Work required
Lift out all lines below that contain "this".

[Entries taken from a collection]
----

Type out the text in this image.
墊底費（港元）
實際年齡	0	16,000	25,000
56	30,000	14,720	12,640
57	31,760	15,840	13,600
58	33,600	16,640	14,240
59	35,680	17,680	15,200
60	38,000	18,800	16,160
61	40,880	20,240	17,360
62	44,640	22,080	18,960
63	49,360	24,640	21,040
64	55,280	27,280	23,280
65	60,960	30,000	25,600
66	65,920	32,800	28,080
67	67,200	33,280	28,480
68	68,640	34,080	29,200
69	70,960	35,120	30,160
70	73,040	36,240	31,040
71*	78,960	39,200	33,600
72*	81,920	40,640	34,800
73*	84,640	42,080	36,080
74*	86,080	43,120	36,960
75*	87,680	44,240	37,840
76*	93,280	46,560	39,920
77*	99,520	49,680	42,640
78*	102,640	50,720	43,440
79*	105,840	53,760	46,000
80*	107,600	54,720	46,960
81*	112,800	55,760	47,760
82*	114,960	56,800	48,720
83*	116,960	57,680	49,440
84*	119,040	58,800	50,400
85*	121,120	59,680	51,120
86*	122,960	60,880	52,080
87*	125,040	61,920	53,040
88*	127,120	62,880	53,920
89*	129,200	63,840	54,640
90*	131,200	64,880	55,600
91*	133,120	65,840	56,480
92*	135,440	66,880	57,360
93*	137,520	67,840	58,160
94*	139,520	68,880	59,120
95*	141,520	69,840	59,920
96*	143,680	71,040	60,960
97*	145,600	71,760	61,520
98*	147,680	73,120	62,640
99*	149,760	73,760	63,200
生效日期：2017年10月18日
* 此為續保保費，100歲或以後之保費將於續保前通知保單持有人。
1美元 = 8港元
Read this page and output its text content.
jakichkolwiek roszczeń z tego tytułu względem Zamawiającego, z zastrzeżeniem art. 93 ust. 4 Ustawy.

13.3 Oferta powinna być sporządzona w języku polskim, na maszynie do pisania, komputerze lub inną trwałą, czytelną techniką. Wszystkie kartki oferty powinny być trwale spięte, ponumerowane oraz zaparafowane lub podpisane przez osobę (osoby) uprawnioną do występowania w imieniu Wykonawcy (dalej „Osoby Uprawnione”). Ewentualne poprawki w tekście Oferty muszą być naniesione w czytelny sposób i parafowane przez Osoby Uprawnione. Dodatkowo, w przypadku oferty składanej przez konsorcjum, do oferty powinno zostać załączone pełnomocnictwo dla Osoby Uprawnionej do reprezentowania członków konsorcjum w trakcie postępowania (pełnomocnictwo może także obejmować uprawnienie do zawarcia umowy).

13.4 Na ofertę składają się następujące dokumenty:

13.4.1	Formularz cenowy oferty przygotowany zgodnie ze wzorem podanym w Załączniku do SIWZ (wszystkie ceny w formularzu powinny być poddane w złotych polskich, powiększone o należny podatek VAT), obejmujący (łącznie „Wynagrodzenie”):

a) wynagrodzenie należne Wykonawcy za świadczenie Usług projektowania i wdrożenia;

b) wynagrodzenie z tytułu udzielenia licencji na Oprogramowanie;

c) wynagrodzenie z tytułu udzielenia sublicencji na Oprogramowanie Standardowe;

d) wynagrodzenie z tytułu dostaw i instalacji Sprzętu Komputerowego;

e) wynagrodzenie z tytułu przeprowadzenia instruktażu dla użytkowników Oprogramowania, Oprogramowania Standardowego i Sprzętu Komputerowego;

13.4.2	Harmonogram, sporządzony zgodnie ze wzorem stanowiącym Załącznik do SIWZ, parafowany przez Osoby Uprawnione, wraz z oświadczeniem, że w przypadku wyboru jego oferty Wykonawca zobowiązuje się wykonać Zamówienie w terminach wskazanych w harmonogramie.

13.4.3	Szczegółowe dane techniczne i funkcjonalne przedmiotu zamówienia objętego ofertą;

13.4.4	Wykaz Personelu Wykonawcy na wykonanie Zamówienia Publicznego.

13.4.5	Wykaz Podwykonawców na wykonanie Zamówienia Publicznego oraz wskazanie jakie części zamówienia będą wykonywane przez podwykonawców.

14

----

Problem solution
Type out the text in this image.
Read this page and output its text content.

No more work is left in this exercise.